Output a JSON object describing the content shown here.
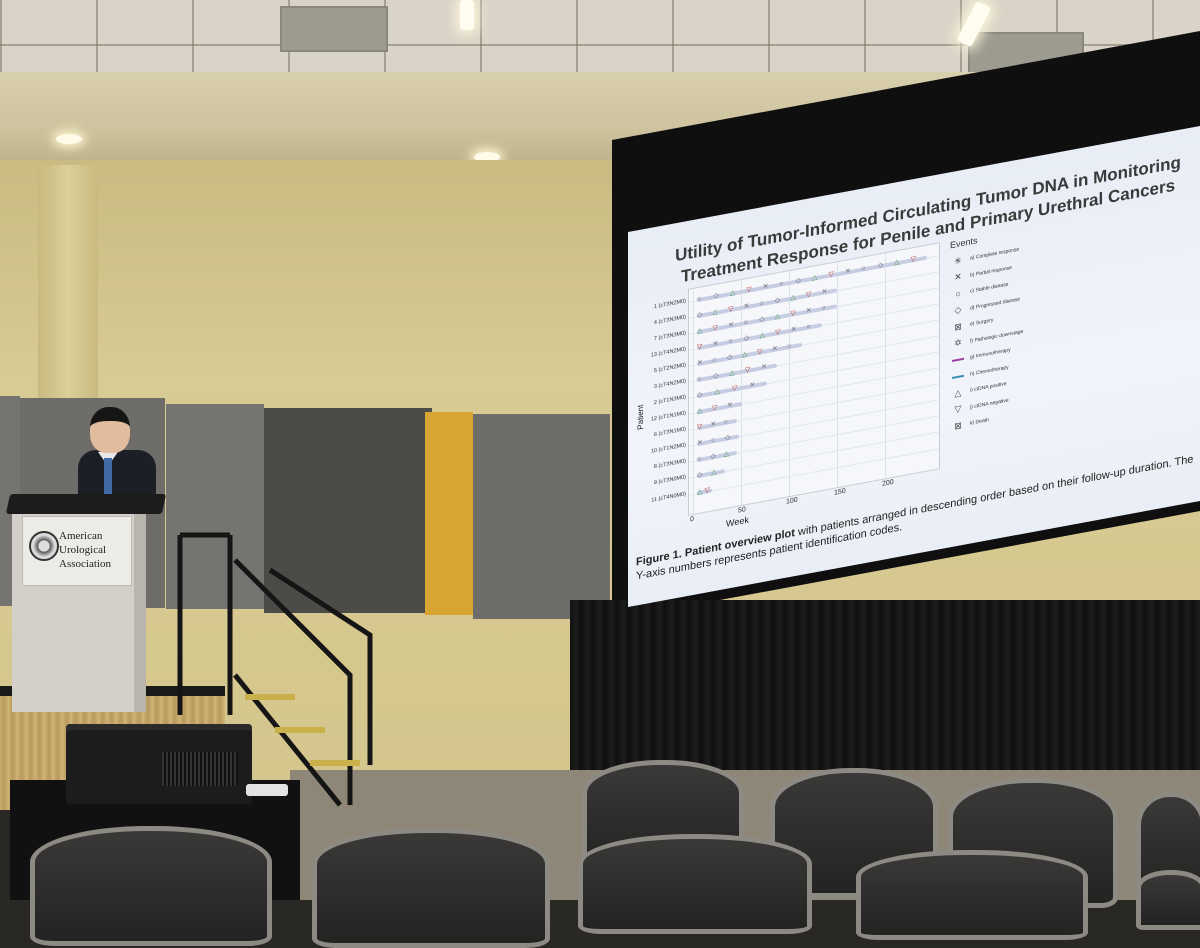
{
  "slide": {
    "title_line1": "Utility of Tumor-Informed Circulating Tumor DNA in Monitoring",
    "title_line2": "Treatment Response for Penile and Primary Urethral Cancers",
    "caption_bold": "Figure 1. Patient overview plot",
    "caption_rest": " with patients arranged in descending order based on their follow-up duration. The Y-axis numbers represents patient identification codes.",
    "y_axis_title": "Patient",
    "x_axis_title": "Week",
    "x_ticks": [
      "0",
      "50",
      "100",
      "150",
      "200"
    ],
    "patients": [
      "1 (cT3N2M0)",
      "4 (cT3N3M0)",
      "7 (cT3N3M0)",
      "13 (cT4N2M0)",
      "5 (cT2N2M0)",
      "3 (cT4N2M0)",
      "2 (cT1N3M0)",
      "12 (cT1N1M0)",
      "6 (cT3N1M0)",
      "10 (cT1N2M0)",
      "8 (cT3N3M0)",
      "9 (cT3N0M0)",
      "11 (cT4N0M0)"
    ],
    "legend_title": "Events",
    "legend": [
      {
        "symbol": "✳",
        "label": "a) Complete response"
      },
      {
        "symbol": "✕",
        "label": "b) Partial response"
      },
      {
        "symbol": "○",
        "label": "c) Stable disease"
      },
      {
        "symbol": "◇",
        "label": "d) Progressed disease"
      },
      {
        "symbol": "⊠",
        "label": "e) Surgery"
      },
      {
        "symbol": "✡",
        "label": "f) Pathologic downstage"
      },
      {
        "symbol": "",
        "label": "g) Immunotherapy",
        "line_color": "#9b3fa0"
      },
      {
        "symbol": "",
        "label": "h) Chemotherapy",
        "line_color": "#3a8fb7"
      },
      {
        "symbol": "△",
        "label": "i) ctDNA positive"
      },
      {
        "symbol": "▽",
        "label": "j) ctDNA negative"
      },
      {
        "symbol": "⊠",
        "label": "k) Death"
      }
    ]
  },
  "podium": {
    "org_line1": "American",
    "org_line2": "Urological",
    "org_line3": "Association"
  },
  "colors": {
    "wall": "#d4c68d",
    "accent_strip": "#d9a532",
    "slide_bg": "#eef2f8",
    "immunotherapy": "#9b3fa0",
    "chemotherapy": "#3a8fb7",
    "ctdna_positive": "#3c9a4a",
    "ctdna_negative": "#c0392b"
  }
}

######

● Task
With the pictures left out, write out all of the data exactly.

● Exercise result
Output a JSON object describing the content shown here.
{
  "slide": {
    "title_line1": "Utility of Tumor-Informed Circulating Tumor DNA in Monitoring",
    "title_line2": "Treatment Response for Penile and Primary Urethral Cancers",
    "caption_bold": "Figure 1. Patient overview plot",
    "caption_rest": " with patients arranged in descending order based on their follow-up duration. The Y-axis numbers represents patient identification codes.",
    "y_axis_title": "Patient",
    "x_axis_title": "Week",
    "x_ticks": [
      "0",
      "50",
      "100",
      "150",
      "200"
    ],
    "patients": [
      "1 (cT3N2M0)",
      "4 (cT3N3M0)",
      "7 (cT3N3M0)",
      "13 (cT4N2M0)",
      "5 (cT2N2M0)",
      "3 (cT4N2M0)",
      "2 (cT1N3M0)",
      "12 (cT1N1M0)",
      "6 (cT3N1M0)",
      "10 (cT1N2M0)",
      "8 (cT3N3M0)",
      "9 (cT3N0M0)",
      "11 (cT4N0M0)"
    ],
    "legend_title": "Events",
    "legend": [
      {
        "symbol": "✳",
        "label": "a) Complete response"
      },
      {
        "symbol": "✕",
        "label": "b) Partial response"
      },
      {
        "symbol": "○",
        "label": "c) Stable disease"
      },
      {
        "symbol": "◇",
        "label": "d) Progressed disease"
      },
      {
        "symbol": "⊠",
        "label": "e) Surgery"
      },
      {
        "symbol": "✡",
        "label": "f) Pathologic downstage"
      },
      {
        "symbol": "",
        "label": "g) Immunotherapy",
        "line_color": "#9b3fa0"
      },
      {
        "symbol": "",
        "label": "h) Chemotherapy",
        "line_color": "#3a8fb7"
      },
      {
        "symbol": "△",
        "label": "i) ctDNA positive"
      },
      {
        "symbol": "▽",
        "label": "j) ctDNA negative"
      },
      {
        "symbol": "⊠",
        "label": "k) Death"
      }
    ]
  },
  "podium": {
    "org_line1": "American",
    "org_line2": "Urological",
    "org_line3": "Association"
  },
  "colors": {
    "wall": "#d4c68d",
    "accent_strip": "#d9a532",
    "slide_bg": "#eef2f8",
    "immunotherapy": "#9b3fa0",
    "chemotherapy": "#3a8fb7",
    "ctdna_positive": "#3c9a4a",
    "ctdna_negative": "#c0392b"
  }
}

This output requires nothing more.